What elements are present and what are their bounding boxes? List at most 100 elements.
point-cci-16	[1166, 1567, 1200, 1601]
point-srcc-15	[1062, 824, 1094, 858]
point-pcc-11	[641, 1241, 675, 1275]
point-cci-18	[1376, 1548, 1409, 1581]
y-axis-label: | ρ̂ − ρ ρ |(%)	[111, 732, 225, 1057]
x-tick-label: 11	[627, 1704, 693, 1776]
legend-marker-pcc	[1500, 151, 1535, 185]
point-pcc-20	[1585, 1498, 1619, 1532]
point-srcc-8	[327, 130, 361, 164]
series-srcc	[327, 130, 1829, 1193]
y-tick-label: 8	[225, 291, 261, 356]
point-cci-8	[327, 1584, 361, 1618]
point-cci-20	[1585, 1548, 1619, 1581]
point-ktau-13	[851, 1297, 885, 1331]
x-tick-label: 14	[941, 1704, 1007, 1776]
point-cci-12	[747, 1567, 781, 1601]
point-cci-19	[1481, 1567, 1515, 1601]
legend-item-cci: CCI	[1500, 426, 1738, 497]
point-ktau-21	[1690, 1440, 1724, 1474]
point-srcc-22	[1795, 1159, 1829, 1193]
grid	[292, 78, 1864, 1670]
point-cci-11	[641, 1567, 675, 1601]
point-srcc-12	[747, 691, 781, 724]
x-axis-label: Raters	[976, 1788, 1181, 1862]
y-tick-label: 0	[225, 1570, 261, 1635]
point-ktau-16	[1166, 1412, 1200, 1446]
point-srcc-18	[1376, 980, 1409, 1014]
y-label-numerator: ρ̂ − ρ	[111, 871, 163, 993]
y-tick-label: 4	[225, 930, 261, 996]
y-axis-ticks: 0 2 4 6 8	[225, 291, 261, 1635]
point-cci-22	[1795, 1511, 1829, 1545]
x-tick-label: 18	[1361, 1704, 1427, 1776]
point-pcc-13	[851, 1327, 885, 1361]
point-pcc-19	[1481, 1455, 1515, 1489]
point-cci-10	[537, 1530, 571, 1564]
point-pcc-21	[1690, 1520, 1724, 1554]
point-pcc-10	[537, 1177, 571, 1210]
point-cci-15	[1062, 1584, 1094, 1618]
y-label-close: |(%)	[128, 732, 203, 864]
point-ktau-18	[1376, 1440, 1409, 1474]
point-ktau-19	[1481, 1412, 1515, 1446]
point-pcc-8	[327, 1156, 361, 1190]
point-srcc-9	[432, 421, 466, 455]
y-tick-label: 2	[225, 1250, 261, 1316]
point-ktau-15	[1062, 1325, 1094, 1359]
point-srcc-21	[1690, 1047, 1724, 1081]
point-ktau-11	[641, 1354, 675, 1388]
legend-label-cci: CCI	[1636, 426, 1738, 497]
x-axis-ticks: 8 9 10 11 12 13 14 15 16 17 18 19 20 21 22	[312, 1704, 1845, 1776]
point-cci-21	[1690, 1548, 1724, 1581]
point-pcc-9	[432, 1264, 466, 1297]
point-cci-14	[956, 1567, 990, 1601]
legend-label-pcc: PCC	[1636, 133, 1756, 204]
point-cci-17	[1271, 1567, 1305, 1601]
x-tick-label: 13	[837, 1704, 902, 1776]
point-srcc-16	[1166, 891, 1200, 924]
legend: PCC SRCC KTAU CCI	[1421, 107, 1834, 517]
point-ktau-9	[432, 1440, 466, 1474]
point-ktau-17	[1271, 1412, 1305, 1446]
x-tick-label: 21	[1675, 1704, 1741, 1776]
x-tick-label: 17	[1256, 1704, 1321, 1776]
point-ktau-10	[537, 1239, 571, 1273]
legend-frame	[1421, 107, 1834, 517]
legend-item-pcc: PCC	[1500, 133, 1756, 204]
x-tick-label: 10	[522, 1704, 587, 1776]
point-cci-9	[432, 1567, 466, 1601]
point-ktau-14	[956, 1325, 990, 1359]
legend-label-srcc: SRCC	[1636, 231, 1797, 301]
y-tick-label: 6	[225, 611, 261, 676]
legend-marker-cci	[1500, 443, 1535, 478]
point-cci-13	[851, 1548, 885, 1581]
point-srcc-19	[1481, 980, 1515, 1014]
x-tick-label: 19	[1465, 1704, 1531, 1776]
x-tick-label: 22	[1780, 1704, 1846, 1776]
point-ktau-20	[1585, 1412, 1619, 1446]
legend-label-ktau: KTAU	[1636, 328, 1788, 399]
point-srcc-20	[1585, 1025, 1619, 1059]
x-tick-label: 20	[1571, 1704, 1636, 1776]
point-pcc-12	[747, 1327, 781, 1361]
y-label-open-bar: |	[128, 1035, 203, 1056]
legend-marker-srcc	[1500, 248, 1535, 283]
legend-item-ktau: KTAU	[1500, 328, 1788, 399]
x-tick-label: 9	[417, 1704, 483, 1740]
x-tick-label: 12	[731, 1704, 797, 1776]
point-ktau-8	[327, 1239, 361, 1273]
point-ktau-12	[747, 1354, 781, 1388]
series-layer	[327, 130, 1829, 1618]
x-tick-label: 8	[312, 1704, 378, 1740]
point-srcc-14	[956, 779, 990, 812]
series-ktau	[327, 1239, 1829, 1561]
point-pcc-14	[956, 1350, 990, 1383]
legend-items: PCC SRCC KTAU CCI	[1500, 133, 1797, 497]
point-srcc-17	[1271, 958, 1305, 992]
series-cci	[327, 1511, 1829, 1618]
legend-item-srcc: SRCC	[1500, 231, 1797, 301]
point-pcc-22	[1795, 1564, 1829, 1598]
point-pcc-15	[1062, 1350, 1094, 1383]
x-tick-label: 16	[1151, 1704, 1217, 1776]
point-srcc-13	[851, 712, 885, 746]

━━━━━━━━

▶ [ZIEL]: Übertrage sämtliche Zeilen des Materials oben in eine JSON-Liste aus Zeichenketten. Jede Zeile ergibt genau einen Eintrag, Leerzeilen entfallen.

▶ [GELÖSTE AUFGABE]:
[
  "What elements are present and what are their bounding boxes? List at most 100 elements.",
  "point-cci-16\t[1166, 1567, 1200, 1601]",
  "point-srcc-15\t[1062, 824, 1094, 858]",
  "point-pcc-11\t[641, 1241, 675, 1275]",
  "point-cci-18\t[1376, 1548, 1409, 1581]",
  "y-axis-label: | ρ̂ − ρ ρ |(%)\t[111, 732, 225, 1057]",
  "x-tick-label: 11\t[627, 1704, 693, 1776]",
  "legend-marker-pcc\t[1500, 151, 1535, 185]",
  "point-pcc-20\t[1585, 1498, 1619, 1532]",
  "point-srcc-8\t[327, 130, 361, 164]",
  "series-srcc\t[327, 130, 1829, 1193]",
  "y-tick-label: 8\t[225, 291, 261, 356]",
  "point-cci-8\t[327, 1584, 361, 1618]",
  "point-cci-20\t[1585, 1548, 1619, 1581]",
  "point-ktau-13\t[851, 1297, 885, 1331]",
  "x-tick-label: 14\t[941, 1704, 1007, 1776]",
  "point-cci-12\t[747, 1567, 781, 1601]",
  "point-cci-19\t[1481, 1567, 1515, 1601]",
  "legend-item-cci: CCI\t[1500, 426, 1738, 497]",
  "point-ktau-21\t[1690, 1440, 1724, 1474]",
  "point-srcc-22\t[1795, 1159, 1829, 1193]",
  "grid\t[292, 78, 1864, 1670]",
  "point-cci-11\t[641, 1567, 675, 1601]",
  "point-srcc-12\t[747, 691, 781, 724]",
  "x-axis-label: Raters\t[976, 1788, 1181, 1862]",
  "y-tick-label: 0\t[225, 1570, 261, 1635]",
  "point-ktau-16\t[1166, 1412, 1200, 1446]",
  "point-srcc-18\t[1376, 980, 1409, 1014]",
  "y-label-numerator: ρ̂ − ρ\t[111, 871, 163, 993]",
  "y-tick-label: 4\t[225, 930, 261, 996]",
  "y-axis-ticks: 0 2 4 6 8\t[225, 291, 261, 1635]",
  "point-cci-22\t[1795, 1511, 1829, 1545]",
  "x-tick-label: 18\t[1361, 1704, 1427, 1776]",
  "point-pcc-13\t[851, 1327, 885, 1361]",
  "point-pcc-19\t[1481, 1455, 1515, 1489]",
  "point-cci-10\t[537, 1530, 571, 1564]",
  "point-pcc-21\t[1690, 1520, 1724, 1554]",
  "point-pcc-10\t[537, 1177, 571, 1210]",
  "point-cci-15\t[1062, 1584, 1094, 1618]",
  "y-label-close: |(%)\t[128, 732, 203, 864]",
  "point-ktau-18\t[1376, 1440, 1409, 1474]",
  "point-ktau-19\t[1481, 1412, 1515, 1446]",
  "point-pcc-8\t[327, 1156, 361, 1190]",
  "point-srcc-9\t[432, 421, 466, 455]",
  "y-tick-label: 2\t[225, 1250, 261, 1316]",
  "point-ktau-15\t[1062, 1325, 1094, 1359]",
  "point-srcc-21\t[1690, 1047, 1724, 1081]",
  "point-ktau-11\t[641, 1354, 675, 1388]",
  "legend-label-cci: CCI\t[1636, 426, 1738, 497]",
  "x-axis-ticks: 8 9 10 11 12 13 14 15 16 17 18 19 20 21 22\t[312, 1704, 1845, 1776]",
  "point-cci-21\t[1690, 1548, 1724, 1581]",
  "point-pcc-9\t[432, 1264, 466, 1297]",
  "point-cci-14\t[956, 1567, 990, 1601]",
  "legend-label-pcc: PCC\t[1636, 133, 1756, 204]",
  "point-cci-17\t[1271, 1567, 1305, 1601]",
  "x-tick-label: 13\t[837, 1704, 902, 1776]",
  "point-srcc-16\t[1166, 891, 1200, 924]",
  "legend: PCC SRCC KTAU CCI\t[1421, 107, 1834, 517]",
  "point-ktau-9\t[432, 1440, 466, 1474]",
  "point-ktau-17\t[1271, 1412, 1305, 1446]",
  "x-tick-label: 21\t[1675, 1704, 1741, 1776]",
  "x-tick-label: 17\t[1256, 1704, 1321, 1776]",
  "point-ktau-10\t[537, 1239, 571, 1273]",
  "legend-frame\t[1421, 107, 1834, 517]",
  "legend-item-pcc: PCC\t[1500, 133, 1756, 204]",
  "x-tick-label: 10\t[522, 1704, 587, 1776]",
  "point-cci-9\t[432, 1567, 466, 1601]",
  "point-ktau-14\t[956, 1325, 990, 1359]",
  "legend-label-srcc: SRCC\t[1636, 231, 1797, 301]",
  "y-tick-label: 6\t[225, 611, 261, 676]",
  "legend-marker-cci\t[1500, 443, 1535, 478]",
  "point-cci-13\t[851, 1548, 885, 1581]",
  "point-srcc-19\t[1481, 980, 1515, 1014]",
  "x-tick-label: 19\t[1465, 1704, 1531, 1776]",
  "x-tick-label: 22\t[1780, 1704, 1846, 1776]",
  "point-ktau-20\t[1585, 1412, 1619, 1446]",
  "legend-label-ktau: KTAU\t[1636, 328, 1788, 399]",
  "point-srcc-20\t[1585, 1025, 1619, 1059]",
  "x-tick-label: 20\t[1571, 1704, 1636, 1776]",
  "point-pcc-12\t[747, 1327, 781, 1361]",
  "y-label-open-bar: |\t[128, 1035, 203, 1056]",
  "legend-marker-srcc\t[1500, 248, 1535, 283]",
  "legend-item-ktau: KTAU\t[1500, 328, 1788, 399]",
  "x-tick-label: 9\t[417, 1704, 483, 1740]",
  "x-tick-label: 12\t[731, 1704, 797, 1776]",
  "point-ktau-8\t[327, 1239, 361, 1273]",
  "point-ktau-12\t[747, 1354, 781, 1388]",
  "series-layer\t[327, 130, 1829, 1618]",
  "x-tick-label: 8\t[312, 1704, 378, 1740]",
  "point-srcc-14\t[956, 779, 990, 812]",
  "series-ktau\t[327, 1239, 1829, 1561]",
  "point-pcc-14\t[956, 1350, 990, 1383]",
  "legend-items: PCC SRCC KTAU CCI\t[1500, 133, 1797, 497]",
  "point-srcc-17\t[1271, 958, 1305, 992]",
  "series-cci\t[327, 1511, 1829, 1618]",
  "legend-item-srcc: SRCC\t[1500, 231, 1797, 301]",
  "point-pcc-22\t[1795, 1564, 1829, 1598]",
  "point-pcc-15\t[1062, 1350, 1094, 1383]",
  "x-tick-label: 16\t[1151, 1704, 1217, 1776]",
  "point-srcc-13\t[851, 712, 885, 746]"
]